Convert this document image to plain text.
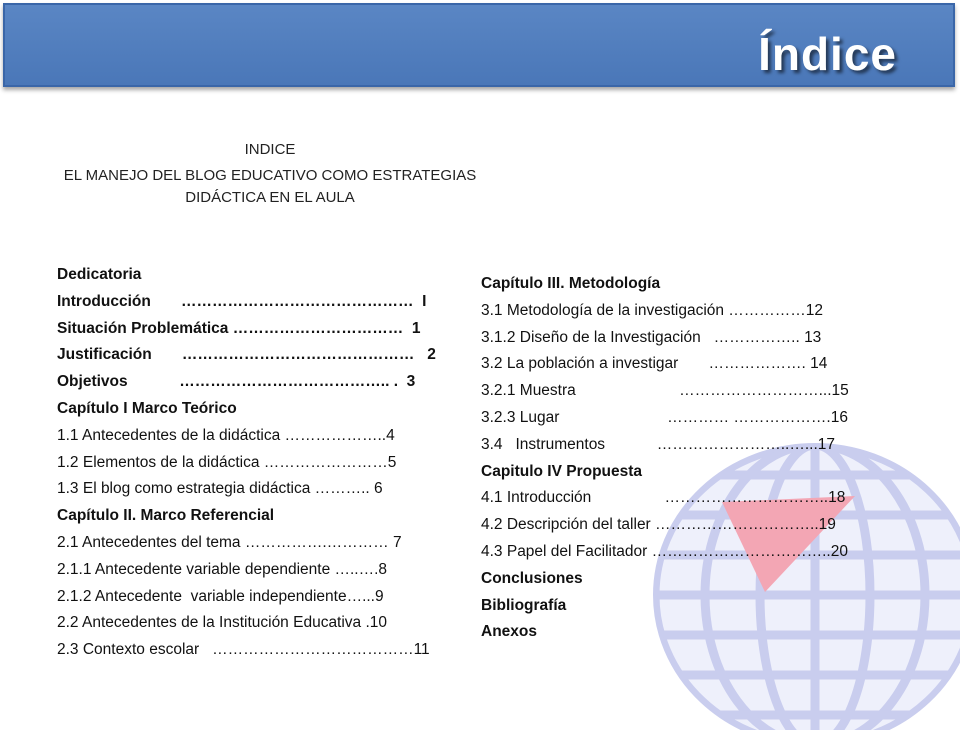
Índice
INDICE
EL MANEJO DEL BLOG EDUCATIVO COMO ESTRATEGIAS
DIDÁCTICA EN EL AULA
Dedicatoria
Introducción       ………………………………………  I
Situación Problemática ……………………………  1
Justificación       ………………………………………   2
Objetivos            ………………………………….. .  3
Capítulo I Marco Teórico
1.1 Antecedentes de la didáctica ………………..4
1.2 Elementos de la didáctica ……………………5
1.3 El blog como estrategia didáctica ……….. 6
Capítulo II. Marco Referencial
2.1 Antecedentes del tema …………….………… 7
2.1.1 Antecedente variable dependiente …..….8
2.1.2 Antecedente  variable independiente…...9
2.2 Antecedentes de la Institución Educativa .10
2.3 Contexto escolar   …………………………………11
Capítulo III. Metodología
3.1 Metodología de la investigación ……………12
3.1.2 Diseño de la Investigación   …………….. 13
3.2 La población a investigar       ………………. 14
3.2.1 Muestra                        ………………………...15
3.2.3 Lugar                         ………… ……………….16
3.4   Instrumentos            ……………………..…...17
Capitulo IV Propuesta
4.1 Introducción                 …………………………..18
4.2 Descripción del taller …………………………..19
4.3 Papel del Facilitador ……………………………..20
Conclusiones
Bibliografía
Anexos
▬▬▬▬▬▬
YOUR GOAL
Select and copy every line of the listing with the word "Marco".

RESULT
Capítulo I Marco Teórico
Capítulo II. Marco Referencial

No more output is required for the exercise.